• **Short problem A**: Set down the stretch of the article about the RTX 2080 Ti Super from "As per a report" through "Windows Server 2012.", copying it word for word.

• **Source text**:
▶
As per a report by Tom’s Hardware, signs of the RTX 2080 Ti Super’s existence first appeared on the AIDA64 programme, which in turn was discovered on the GeForce forums in a thread regarding new RTX-capable servers for GeForce Now. Specifically, the programme received an update that detailed a new TU-102 Pascal GPU, with the code “T10-8”. Many online enthusiasts speculated that this new GPU is, in fact, the RTX 2080 Ti Super. However, what no one expected was just how bad the GPU’s performance was. Specifically, users began noticing significant drops in performance while running games off NVIDIA’s cloud gaming service, and for a good reason. Through one user, it was discovered that the system running the RTX T10-8 GPU was a dual-core Intel CPU, 7GB RAM, and the OS was Windows Server 2012.
◀
• **Available records**:
▶
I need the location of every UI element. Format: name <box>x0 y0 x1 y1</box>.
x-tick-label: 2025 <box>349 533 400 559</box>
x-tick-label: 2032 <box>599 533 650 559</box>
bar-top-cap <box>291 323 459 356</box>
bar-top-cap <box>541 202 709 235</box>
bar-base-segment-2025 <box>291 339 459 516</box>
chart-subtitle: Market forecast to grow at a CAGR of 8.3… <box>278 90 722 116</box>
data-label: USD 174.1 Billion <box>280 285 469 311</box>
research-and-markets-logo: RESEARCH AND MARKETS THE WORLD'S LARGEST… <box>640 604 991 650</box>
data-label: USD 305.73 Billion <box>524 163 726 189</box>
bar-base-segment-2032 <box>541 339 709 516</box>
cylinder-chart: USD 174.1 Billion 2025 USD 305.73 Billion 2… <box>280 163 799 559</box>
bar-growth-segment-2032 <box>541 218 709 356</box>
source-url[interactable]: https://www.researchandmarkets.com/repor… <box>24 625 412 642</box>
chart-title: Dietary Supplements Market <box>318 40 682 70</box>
◀
• **Short problem B**: Recast the lines of all the records above as a JSON list of strings, one string per line, with blank lines left out.

• **Written answer A**:
As per a report by Tom’s Hardware, signs of the RTX 2080 Ti Super’s existence first appeared on the AIDA64 programme, which in turn was discovered on the GeForce forums in a thread regarding new RTX-capable servers for GeForce Now. Specifically, the programme received an update that detailed a new TU-102 Pascal GPU, with the code “T10-8”. Many online enthusiasts speculated that this new GPU is, in fact, the RTX 2080 Ti Super. However, what no one expected was just how bad the GPU’s performance was. Specifically, users began noticing significant drops in performance while running games off NVIDIA’s cloud gaming service, and for a good reason. Through one user, it was discovered that the system running the RTX T10-8 GPU was a dual-core Intel CPU, 7GB RAM, and the OS was Windows Server 2012.

• **Written answer B**:
[
  "I need the location of every UI element. Format: name <box>x0 y0 x1 y1</box>.",
  "x-tick-label: 2025 <box>349 533 400 559</box>",
  "x-tick-label: 2032 <box>599 533 650 559</box>",
  "bar-top-cap <box>291 323 459 356</box>",
  "bar-top-cap <box>541 202 709 235</box>",
  "bar-base-segment-2025 <box>291 339 459 516</box>",
  "chart-subtitle: Market forecast to grow at a CAGR of 8.3… <box>278 90 722 116</box>",
  "data-label: USD 174.1 Billion <box>280 285 469 311</box>",
  "research-and-markets-logo: RESEARCH AND MARKETS THE WORLD'S LARGEST… <box>640 604 991 650</box>",
  "data-label: USD 305.73 Billion <box>524 163 726 189</box>",
  "bar-base-segment-2032 <box>541 339 709 516</box>",
  "cylinder-chart: USD 174.1 Billion 2025 USD 305.73 Billion 2… <box>280 163 799 559</box>",
  "bar-growth-segment-2032 <box>541 218 709 356</box>",
  "source-url[interactable]: https://www.researchandmarkets.com/repor… <box>24 625 412 642</box>",
  "chart-title: Dietary Supplements Market <box>318 40 682 70</box>"
]